■ Goal ■
Reproduce every entry below word for word, leaving out the pictures.

■ Dataset extract ■
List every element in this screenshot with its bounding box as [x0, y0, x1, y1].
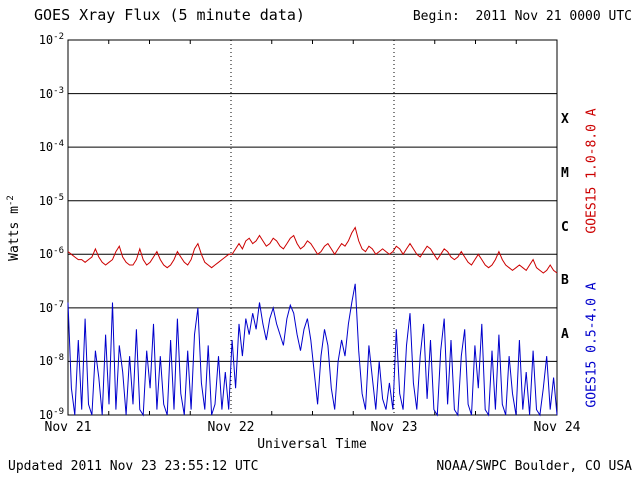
begin-timestamp: Begin: 2011 Nov 21 0000 UTC [412, 9, 632, 24]
x-axis-title: Universal Time [257, 437, 367, 452]
y-tick-label: 10-9 [38, 407, 64, 422]
flare-class-letter: B [561, 273, 569, 289]
updated-timestamp: Updated 2011 Nov 23 23:55:12 UTC [8, 459, 259, 474]
flare-class-letter: M [561, 165, 569, 181]
x-tick-label: Nov 22 [207, 420, 255, 435]
series-label-long-channel: GOES15 1.0-8.0 A [584, 108, 600, 234]
x-tick-label: Nov 23 [370, 420, 418, 435]
y-tick-label: 10-2 [38, 32, 64, 47]
y-tick-label: 10-3 [38, 85, 64, 101]
flare-class-letter: A [561, 326, 569, 342]
y-axis-title: Watts m-2 [5, 195, 23, 261]
series-label-short-channel: GOES15 0.5-4.0 A [584, 282, 600, 408]
chart-title: GOES Xray Flux (5 minute data) [34, 6, 305, 24]
flare-class-letter: X [561, 112, 569, 128]
x-tick-label: Nov 24 [533, 420, 581, 435]
y-tick-label: 10-7 [38, 299, 64, 315]
y-tick-label: 10-5 [38, 192, 64, 208]
x-tick-label: Nov 21 [44, 420, 92, 435]
source-credit: NOAA/SWPC Boulder, CO USA [436, 459, 632, 474]
y-tick-label: 10-4 [38, 139, 64, 155]
y-tick-label: 10-8 [38, 353, 64, 369]
flare-class-letter: C [561, 219, 569, 235]
y-tick-label: 10-6 [38, 246, 64, 262]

■ Result for this task ■
List every element in this screenshot with its bounding box as [x0, y0, x1, y1].
begin-timestamp: Begin: 2011 Nov 21 0000 UTC [412, 9, 632, 24]
x-axis-title: Universal Time [257, 437, 367, 452]
y-tick-label: 10-9 [38, 407, 64, 422]
flare-class-letter: B [561, 273, 569, 289]
updated-timestamp: Updated 2011 Nov 23 23:55:12 UTC [8, 459, 259, 474]
flare-class-letter: M [561, 165, 569, 181]
x-tick-label: Nov 22 [207, 420, 255, 435]
series-label-long-channel: GOES15 1.0-8.0 A [584, 108, 600, 234]
x-tick-label: Nov 23 [370, 420, 418, 435]
y-tick-label: 10-2 [38, 32, 64, 47]
y-tick-label: 10-3 [38, 85, 64, 101]
flare-class-letter: A [561, 326, 569, 342]
y-axis-title: Watts m-2 [5, 195, 23, 261]
series-label-short-channel: GOES15 0.5-4.0 A [584, 282, 600, 408]
chart-title: GOES Xray Flux (5 minute data) [34, 6, 305, 24]
flare-class-letter: X [561, 112, 569, 128]
x-tick-label: Nov 24 [533, 420, 581, 435]
y-tick-label: 10-7 [38, 299, 64, 315]
y-tick-label: 10-5 [38, 192, 64, 208]
x-tick-label: Nov 21 [44, 420, 92, 435]
source-credit: NOAA/SWPC Boulder, CO USA [436, 459, 632, 474]
y-tick-label: 10-4 [38, 139, 64, 155]
y-tick-label: 10-8 [38, 353, 64, 369]
flare-class-letter: C [561, 219, 569, 235]
y-tick-label: 10-6 [38, 246, 64, 262]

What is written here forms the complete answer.